Start of PROVIDED ENTRIES
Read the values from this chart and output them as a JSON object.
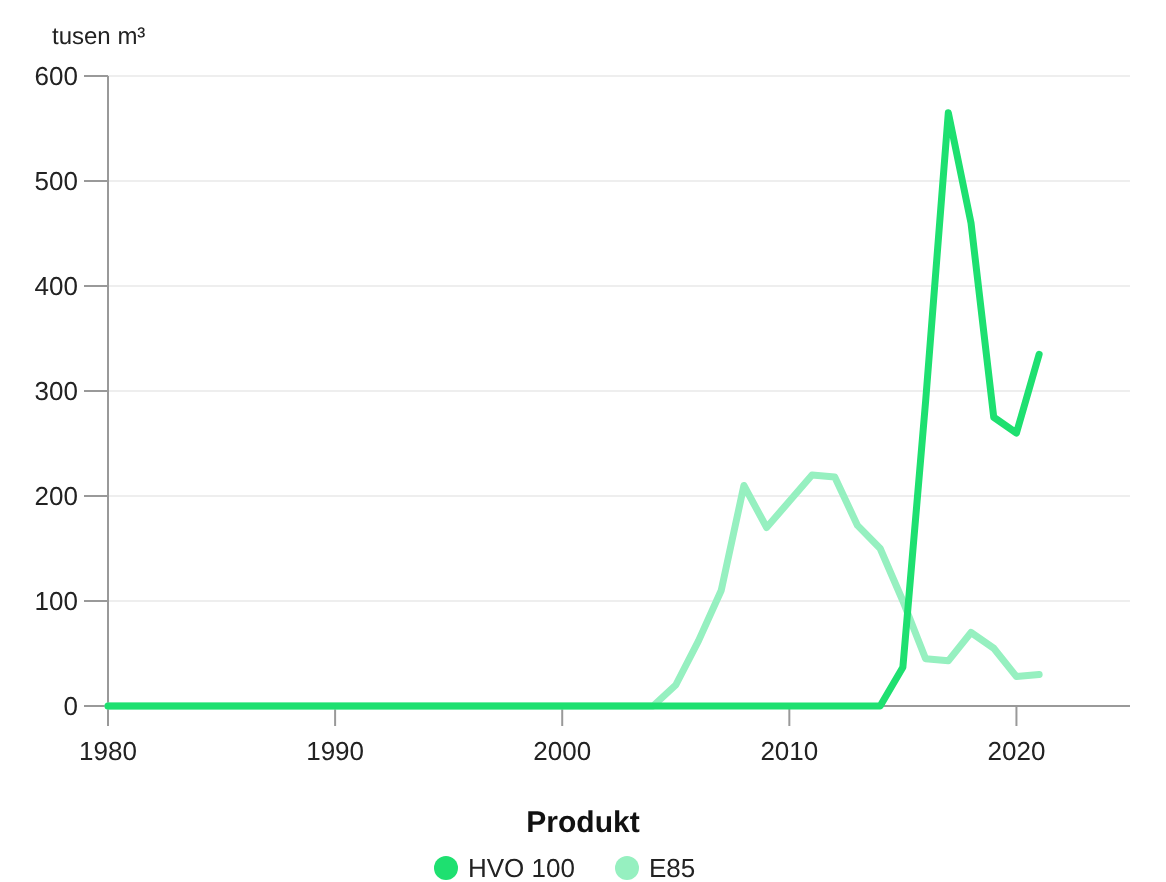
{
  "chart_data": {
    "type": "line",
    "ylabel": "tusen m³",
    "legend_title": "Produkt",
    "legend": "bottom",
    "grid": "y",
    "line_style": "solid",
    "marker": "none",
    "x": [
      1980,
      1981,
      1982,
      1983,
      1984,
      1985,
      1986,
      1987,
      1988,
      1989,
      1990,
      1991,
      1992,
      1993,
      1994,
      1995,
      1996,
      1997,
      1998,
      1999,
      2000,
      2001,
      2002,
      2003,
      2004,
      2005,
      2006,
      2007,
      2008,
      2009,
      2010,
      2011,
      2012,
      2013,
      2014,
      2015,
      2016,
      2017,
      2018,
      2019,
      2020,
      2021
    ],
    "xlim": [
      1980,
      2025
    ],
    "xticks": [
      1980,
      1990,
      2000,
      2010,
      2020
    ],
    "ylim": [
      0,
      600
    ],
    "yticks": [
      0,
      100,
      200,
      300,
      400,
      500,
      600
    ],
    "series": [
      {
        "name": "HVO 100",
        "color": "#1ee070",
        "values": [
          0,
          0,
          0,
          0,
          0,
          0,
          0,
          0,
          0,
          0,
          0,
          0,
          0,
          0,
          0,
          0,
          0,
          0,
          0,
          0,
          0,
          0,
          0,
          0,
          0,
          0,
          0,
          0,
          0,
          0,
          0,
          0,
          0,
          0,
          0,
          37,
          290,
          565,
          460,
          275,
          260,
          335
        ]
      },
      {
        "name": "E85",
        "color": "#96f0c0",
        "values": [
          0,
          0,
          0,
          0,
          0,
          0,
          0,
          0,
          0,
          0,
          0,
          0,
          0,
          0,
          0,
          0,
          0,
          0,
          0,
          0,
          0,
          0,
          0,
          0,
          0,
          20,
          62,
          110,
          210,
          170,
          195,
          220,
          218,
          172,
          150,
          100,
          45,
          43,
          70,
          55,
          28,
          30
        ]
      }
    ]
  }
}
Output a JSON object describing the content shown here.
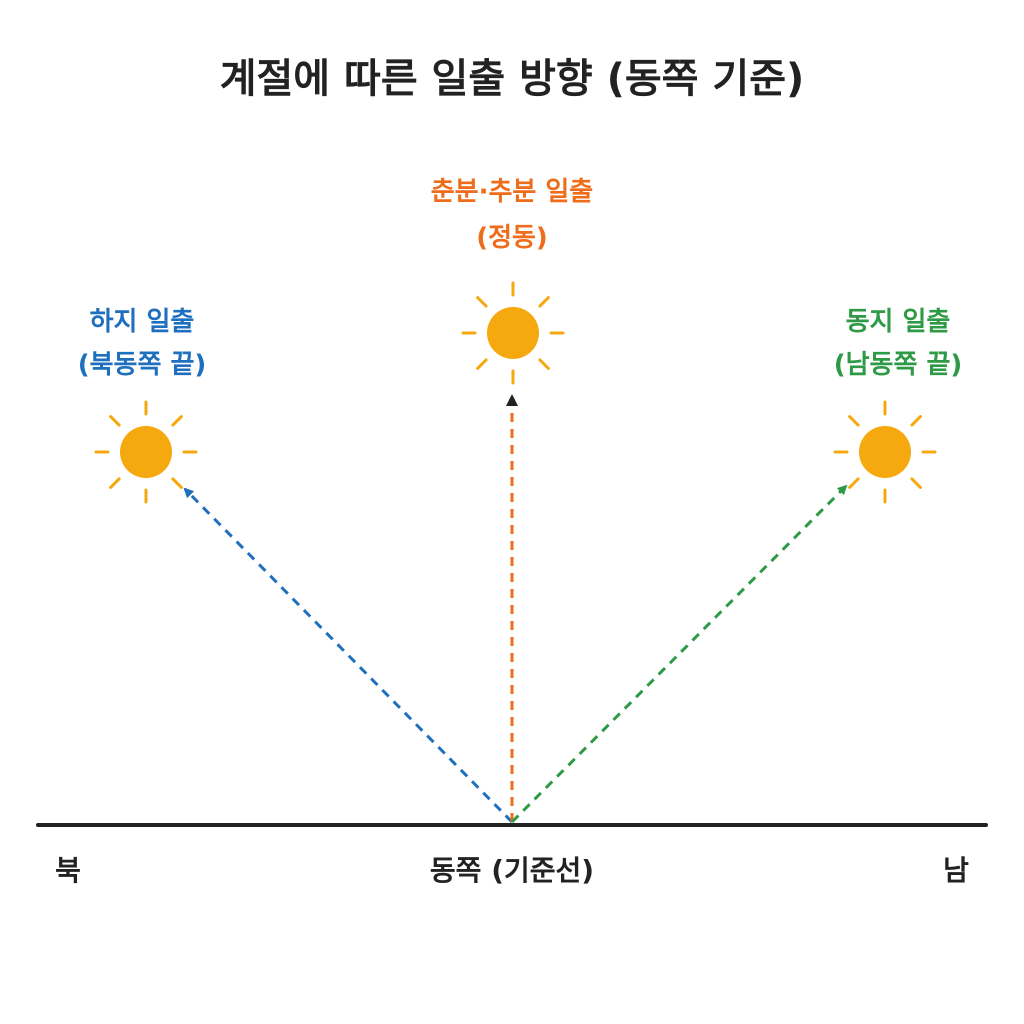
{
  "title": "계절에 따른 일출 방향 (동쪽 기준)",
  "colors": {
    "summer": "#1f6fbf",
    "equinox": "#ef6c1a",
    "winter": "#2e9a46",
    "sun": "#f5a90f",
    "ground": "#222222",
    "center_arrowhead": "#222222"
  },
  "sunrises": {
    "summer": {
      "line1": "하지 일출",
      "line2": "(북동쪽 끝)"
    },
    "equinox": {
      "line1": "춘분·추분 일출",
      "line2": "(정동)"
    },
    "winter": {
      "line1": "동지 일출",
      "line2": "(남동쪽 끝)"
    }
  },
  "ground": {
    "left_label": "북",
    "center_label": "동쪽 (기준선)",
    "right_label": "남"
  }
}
End of PROVIDED ENTRIES
TASK DESCRIPTION: Drop the pictures, then reproduce exactly the lines from the one with "Output a JSON" through the final line of the listing.

EXERCISE OUTPUT:
Output a JSON object describing the content shown here.
{
  "title": "계절에 따른 일출 방향 (동쪽 기준)",
  "colors": {
    "summer": "#1f6fbf",
    "equinox": "#ef6c1a",
    "winter": "#2e9a46",
    "sun": "#f5a90f",
    "ground": "#222222",
    "center_arrowhead": "#222222"
  },
  "sunrises": {
    "summer": {
      "line1": "하지 일출",
      "line2": "(북동쪽 끝)"
    },
    "equinox": {
      "line1": "춘분·추분 일출",
      "line2": "(정동)"
    },
    "winter": {
      "line1": "동지 일출",
      "line2": "(남동쪽 끝)"
    }
  },
  "ground": {
    "left_label": "북",
    "center_label": "동쪽 (기준선)",
    "right_label": "남"
  }
}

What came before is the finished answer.